■ Data excerpts ■
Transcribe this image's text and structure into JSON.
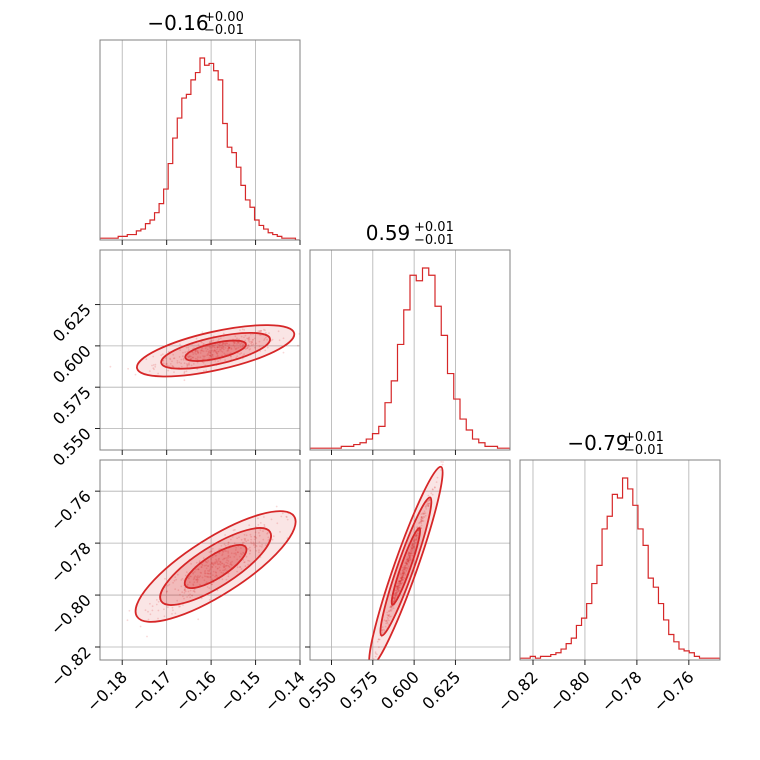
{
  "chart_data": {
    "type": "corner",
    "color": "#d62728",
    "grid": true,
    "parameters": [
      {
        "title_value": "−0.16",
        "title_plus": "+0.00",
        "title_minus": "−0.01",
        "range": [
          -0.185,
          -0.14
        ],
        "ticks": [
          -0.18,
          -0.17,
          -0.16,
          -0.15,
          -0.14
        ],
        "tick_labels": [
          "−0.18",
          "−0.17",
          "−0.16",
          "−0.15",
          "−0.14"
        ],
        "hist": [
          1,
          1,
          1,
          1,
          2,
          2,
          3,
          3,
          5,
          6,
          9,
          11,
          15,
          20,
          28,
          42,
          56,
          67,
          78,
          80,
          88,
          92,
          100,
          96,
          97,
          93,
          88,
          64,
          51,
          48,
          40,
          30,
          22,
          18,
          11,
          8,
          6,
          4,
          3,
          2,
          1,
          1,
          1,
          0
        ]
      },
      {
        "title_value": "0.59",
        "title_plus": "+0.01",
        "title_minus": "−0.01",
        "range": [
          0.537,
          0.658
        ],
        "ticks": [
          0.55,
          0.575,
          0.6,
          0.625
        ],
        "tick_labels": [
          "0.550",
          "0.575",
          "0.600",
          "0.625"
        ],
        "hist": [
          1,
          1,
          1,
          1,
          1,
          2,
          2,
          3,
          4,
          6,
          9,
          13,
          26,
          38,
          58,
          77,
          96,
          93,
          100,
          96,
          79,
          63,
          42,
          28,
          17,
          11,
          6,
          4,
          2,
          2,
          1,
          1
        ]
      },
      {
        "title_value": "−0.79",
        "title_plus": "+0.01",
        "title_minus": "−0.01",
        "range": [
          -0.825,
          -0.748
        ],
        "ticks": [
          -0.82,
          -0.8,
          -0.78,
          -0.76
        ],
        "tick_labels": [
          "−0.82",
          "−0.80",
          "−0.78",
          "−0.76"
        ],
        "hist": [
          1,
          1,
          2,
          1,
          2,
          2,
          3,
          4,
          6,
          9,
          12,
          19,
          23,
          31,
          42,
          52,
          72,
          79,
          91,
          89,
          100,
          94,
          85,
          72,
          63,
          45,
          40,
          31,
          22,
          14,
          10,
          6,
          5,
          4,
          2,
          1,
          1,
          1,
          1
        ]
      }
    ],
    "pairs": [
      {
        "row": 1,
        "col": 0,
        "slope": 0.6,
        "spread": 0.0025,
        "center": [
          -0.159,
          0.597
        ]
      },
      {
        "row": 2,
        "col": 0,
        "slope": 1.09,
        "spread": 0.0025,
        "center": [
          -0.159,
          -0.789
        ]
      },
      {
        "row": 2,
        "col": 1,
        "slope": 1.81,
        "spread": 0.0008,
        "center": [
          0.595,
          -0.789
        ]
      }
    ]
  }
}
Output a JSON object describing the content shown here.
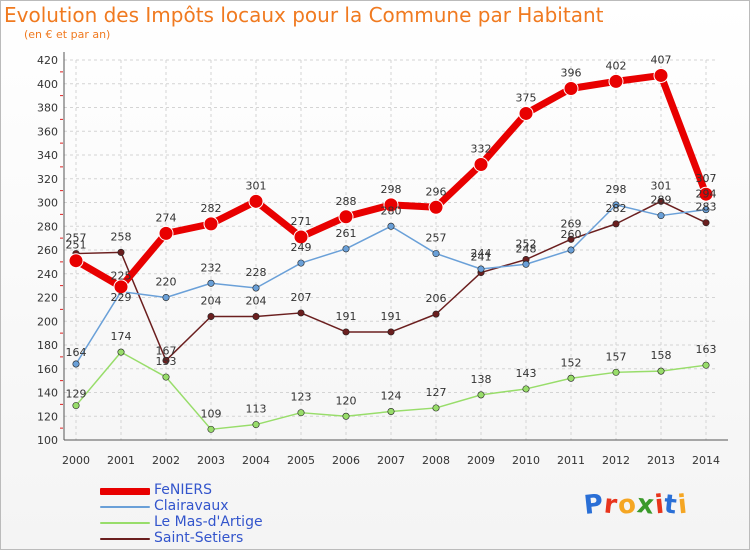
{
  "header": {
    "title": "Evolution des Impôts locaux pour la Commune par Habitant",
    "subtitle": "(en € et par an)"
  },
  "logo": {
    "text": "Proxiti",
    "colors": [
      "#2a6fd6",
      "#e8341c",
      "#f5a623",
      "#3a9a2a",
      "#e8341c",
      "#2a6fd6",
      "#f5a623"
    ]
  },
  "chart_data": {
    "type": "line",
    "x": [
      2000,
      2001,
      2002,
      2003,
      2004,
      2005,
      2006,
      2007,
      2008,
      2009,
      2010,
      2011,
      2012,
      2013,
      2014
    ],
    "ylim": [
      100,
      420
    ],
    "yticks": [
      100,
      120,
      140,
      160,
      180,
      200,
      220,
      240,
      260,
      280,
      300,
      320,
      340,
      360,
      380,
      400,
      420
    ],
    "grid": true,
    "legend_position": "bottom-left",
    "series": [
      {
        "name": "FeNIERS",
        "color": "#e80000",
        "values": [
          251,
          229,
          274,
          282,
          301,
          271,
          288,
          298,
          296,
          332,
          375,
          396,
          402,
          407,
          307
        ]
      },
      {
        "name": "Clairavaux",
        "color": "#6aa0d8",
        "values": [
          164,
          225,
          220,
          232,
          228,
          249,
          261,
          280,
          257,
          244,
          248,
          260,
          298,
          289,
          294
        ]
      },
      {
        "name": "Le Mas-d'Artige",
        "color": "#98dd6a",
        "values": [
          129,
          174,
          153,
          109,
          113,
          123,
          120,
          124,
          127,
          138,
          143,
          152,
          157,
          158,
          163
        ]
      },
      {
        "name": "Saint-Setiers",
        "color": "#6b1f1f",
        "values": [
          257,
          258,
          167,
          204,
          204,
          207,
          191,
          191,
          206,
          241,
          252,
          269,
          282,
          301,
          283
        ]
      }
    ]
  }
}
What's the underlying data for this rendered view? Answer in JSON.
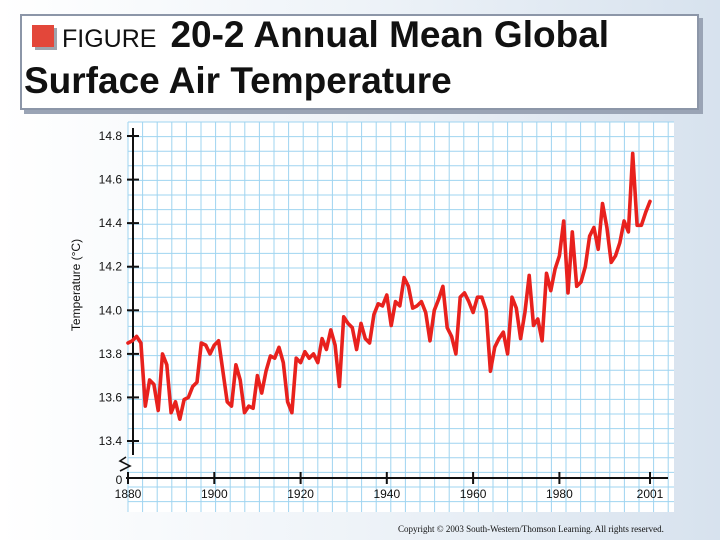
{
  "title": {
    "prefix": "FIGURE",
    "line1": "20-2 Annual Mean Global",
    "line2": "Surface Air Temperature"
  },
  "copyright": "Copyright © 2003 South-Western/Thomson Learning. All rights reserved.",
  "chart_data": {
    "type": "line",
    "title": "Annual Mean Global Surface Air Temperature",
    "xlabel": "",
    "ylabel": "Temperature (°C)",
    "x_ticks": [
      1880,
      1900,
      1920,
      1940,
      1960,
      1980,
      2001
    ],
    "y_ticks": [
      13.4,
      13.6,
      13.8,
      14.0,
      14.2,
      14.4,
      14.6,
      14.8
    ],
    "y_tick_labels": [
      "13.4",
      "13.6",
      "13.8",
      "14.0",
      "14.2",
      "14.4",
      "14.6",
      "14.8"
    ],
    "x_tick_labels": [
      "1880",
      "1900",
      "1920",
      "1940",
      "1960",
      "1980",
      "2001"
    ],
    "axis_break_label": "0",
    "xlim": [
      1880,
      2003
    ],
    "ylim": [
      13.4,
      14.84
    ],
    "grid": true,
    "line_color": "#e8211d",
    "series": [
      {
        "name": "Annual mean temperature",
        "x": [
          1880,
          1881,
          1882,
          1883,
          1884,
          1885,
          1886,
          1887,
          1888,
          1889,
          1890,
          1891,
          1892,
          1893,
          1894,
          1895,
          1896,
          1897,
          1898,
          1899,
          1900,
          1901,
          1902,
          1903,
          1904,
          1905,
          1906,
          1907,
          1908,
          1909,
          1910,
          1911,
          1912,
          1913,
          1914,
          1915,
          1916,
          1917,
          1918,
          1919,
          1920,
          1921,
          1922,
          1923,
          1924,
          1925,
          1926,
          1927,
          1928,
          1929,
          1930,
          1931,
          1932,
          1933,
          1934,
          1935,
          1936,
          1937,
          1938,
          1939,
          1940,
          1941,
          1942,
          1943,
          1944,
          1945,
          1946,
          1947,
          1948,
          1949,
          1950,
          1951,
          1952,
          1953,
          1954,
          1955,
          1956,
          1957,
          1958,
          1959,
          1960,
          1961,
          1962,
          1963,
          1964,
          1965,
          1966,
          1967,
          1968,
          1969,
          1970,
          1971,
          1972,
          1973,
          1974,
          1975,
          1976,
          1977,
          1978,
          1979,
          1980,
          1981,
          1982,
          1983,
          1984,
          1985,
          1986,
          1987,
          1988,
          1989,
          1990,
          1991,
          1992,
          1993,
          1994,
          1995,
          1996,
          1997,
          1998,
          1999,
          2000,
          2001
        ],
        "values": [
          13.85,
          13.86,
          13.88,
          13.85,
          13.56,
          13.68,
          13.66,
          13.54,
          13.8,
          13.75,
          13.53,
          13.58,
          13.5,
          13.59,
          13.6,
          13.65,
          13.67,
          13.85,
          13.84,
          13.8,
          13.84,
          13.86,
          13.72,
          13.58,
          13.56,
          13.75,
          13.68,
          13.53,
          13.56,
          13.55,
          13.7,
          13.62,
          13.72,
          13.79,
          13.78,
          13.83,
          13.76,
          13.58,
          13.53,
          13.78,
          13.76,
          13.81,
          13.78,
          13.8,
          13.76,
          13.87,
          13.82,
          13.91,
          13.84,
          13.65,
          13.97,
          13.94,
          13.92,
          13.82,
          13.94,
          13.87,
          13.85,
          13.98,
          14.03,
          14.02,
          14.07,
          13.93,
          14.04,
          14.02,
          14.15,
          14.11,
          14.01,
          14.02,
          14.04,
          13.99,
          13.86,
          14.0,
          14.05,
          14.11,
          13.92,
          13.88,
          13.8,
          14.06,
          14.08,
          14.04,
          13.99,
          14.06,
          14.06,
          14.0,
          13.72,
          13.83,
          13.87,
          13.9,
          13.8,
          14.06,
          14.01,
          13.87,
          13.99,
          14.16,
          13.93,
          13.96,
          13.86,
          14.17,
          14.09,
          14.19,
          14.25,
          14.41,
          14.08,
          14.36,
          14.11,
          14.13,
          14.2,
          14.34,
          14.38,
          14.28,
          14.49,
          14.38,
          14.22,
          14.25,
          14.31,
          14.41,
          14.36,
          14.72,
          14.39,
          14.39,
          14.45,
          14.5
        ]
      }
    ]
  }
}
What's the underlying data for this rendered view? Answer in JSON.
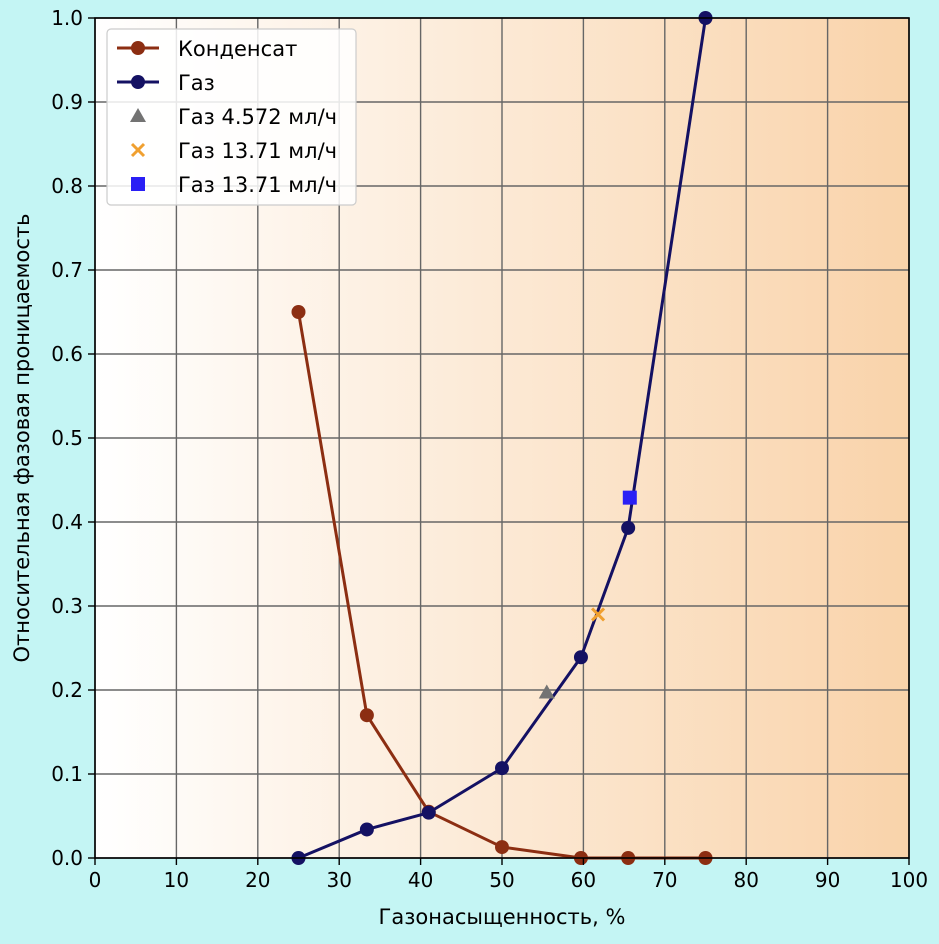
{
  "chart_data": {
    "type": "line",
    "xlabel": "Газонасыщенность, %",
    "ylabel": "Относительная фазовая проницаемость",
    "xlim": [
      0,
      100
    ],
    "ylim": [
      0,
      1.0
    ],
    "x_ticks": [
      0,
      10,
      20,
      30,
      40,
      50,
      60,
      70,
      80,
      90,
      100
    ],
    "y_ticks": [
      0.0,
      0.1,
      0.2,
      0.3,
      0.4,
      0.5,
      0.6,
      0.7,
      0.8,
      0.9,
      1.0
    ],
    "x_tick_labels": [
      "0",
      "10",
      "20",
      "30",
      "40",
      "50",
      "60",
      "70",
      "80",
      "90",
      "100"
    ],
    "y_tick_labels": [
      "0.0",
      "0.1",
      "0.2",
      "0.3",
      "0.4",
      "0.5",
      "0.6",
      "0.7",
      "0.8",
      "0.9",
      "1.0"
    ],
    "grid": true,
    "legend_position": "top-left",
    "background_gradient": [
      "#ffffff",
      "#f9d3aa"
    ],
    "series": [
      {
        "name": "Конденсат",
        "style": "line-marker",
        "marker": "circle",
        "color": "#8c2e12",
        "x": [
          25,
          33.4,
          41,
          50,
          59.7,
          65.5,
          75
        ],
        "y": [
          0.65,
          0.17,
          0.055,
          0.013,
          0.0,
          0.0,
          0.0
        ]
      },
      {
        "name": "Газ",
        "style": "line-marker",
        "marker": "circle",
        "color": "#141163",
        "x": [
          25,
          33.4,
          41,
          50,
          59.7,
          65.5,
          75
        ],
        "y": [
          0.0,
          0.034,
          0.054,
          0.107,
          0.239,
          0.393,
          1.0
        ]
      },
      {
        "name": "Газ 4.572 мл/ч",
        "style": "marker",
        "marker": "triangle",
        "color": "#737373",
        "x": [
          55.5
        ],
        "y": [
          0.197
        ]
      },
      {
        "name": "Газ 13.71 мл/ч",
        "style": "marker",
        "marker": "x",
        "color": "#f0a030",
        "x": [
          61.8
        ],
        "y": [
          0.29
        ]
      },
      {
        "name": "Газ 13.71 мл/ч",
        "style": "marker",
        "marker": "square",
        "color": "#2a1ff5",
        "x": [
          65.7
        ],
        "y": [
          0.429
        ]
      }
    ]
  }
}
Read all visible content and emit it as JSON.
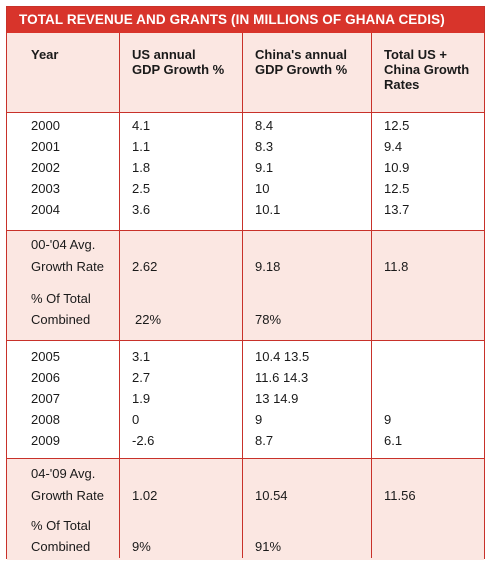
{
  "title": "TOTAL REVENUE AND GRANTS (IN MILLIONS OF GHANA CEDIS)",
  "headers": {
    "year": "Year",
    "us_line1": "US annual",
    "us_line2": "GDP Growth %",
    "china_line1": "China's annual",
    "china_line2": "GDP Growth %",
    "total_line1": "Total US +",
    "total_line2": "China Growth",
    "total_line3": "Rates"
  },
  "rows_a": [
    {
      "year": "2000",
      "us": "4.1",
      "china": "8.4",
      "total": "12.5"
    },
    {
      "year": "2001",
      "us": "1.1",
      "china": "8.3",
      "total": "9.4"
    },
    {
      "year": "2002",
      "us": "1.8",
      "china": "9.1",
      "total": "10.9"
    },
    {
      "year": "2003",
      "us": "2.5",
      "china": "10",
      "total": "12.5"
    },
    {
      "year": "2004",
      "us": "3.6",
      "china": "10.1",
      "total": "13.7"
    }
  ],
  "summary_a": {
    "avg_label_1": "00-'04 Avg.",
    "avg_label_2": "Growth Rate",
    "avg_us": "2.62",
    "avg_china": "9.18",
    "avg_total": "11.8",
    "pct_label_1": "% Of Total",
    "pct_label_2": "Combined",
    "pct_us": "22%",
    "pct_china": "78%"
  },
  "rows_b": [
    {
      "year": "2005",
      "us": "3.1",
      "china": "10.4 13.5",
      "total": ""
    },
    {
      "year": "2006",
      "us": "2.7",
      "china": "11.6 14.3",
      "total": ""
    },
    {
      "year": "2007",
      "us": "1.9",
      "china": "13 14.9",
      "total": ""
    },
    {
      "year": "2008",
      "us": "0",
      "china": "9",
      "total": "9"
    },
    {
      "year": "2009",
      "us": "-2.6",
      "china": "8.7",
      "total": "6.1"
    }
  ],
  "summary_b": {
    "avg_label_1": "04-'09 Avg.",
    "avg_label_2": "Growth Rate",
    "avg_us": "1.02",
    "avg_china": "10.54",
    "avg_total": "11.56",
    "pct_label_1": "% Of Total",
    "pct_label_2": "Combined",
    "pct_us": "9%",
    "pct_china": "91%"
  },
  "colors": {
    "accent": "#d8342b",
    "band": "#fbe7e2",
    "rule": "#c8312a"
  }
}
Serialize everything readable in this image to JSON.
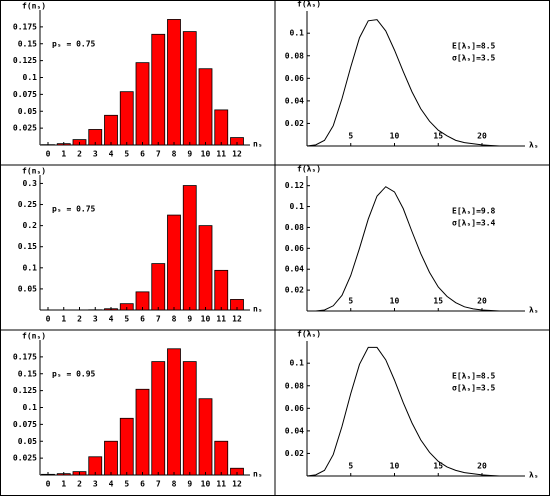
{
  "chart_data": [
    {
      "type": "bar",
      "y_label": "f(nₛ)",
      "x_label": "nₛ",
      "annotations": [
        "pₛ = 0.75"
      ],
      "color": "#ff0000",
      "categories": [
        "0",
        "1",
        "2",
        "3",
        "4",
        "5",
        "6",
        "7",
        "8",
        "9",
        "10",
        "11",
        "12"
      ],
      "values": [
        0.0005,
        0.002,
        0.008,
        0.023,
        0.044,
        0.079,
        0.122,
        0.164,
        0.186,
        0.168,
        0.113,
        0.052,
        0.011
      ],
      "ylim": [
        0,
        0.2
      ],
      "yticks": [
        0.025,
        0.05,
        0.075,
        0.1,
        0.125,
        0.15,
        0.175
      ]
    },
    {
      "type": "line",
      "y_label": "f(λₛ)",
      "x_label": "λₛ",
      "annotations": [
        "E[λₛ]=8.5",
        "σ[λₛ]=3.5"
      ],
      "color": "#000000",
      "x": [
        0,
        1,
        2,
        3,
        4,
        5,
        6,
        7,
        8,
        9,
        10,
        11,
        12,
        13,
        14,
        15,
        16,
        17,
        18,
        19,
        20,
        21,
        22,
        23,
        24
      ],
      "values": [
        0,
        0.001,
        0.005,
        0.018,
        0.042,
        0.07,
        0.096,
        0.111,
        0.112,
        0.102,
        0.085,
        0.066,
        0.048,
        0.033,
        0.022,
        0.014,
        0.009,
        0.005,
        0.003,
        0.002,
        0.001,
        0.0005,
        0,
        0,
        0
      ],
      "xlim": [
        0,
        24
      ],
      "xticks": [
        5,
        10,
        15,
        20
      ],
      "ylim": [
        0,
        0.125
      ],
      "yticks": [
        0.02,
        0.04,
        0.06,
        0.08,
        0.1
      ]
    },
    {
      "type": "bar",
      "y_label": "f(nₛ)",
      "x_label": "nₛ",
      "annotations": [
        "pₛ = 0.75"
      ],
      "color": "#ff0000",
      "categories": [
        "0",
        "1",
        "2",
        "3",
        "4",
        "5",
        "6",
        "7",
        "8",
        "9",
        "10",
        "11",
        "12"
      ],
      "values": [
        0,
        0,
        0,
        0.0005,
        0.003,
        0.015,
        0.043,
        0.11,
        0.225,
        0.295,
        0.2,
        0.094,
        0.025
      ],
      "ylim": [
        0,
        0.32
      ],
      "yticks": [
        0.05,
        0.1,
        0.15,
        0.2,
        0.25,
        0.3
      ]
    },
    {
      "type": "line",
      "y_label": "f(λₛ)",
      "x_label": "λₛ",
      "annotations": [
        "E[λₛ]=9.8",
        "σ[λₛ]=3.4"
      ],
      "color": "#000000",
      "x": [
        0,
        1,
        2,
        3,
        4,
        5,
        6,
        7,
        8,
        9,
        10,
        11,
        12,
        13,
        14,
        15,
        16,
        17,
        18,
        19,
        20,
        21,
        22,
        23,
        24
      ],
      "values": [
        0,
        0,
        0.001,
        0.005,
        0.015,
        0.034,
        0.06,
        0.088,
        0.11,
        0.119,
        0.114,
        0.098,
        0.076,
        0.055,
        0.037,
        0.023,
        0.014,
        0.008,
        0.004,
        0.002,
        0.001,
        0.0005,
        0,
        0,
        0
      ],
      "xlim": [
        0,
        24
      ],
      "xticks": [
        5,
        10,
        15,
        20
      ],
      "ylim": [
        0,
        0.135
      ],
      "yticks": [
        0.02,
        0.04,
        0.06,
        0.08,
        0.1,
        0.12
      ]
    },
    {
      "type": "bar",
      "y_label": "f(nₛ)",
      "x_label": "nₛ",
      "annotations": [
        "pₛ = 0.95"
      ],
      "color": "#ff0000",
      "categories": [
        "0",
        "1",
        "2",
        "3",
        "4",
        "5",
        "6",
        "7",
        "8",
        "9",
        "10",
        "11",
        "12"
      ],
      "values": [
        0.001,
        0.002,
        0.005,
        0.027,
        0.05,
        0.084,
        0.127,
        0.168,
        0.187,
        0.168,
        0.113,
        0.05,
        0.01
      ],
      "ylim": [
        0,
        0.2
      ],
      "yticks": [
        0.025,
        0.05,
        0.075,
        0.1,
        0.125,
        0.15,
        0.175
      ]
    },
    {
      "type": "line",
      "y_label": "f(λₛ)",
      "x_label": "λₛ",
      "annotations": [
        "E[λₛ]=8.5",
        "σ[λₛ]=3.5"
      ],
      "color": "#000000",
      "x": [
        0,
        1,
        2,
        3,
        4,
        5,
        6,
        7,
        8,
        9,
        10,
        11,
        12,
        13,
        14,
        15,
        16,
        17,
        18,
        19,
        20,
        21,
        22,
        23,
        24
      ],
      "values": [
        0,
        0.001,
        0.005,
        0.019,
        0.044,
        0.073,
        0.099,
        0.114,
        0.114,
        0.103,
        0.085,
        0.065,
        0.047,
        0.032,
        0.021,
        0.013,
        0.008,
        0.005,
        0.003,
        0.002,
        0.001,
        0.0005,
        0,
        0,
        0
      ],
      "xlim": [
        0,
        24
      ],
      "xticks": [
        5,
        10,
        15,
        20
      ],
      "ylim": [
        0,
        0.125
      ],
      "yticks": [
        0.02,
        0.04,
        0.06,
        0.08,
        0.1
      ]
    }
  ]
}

■ Directions ■
Copy, from the material, each line that holds the string "text".

■ Answer to the exercise ■
Transcribe this image's text and structure into JSON.
    "text": "Proxiti",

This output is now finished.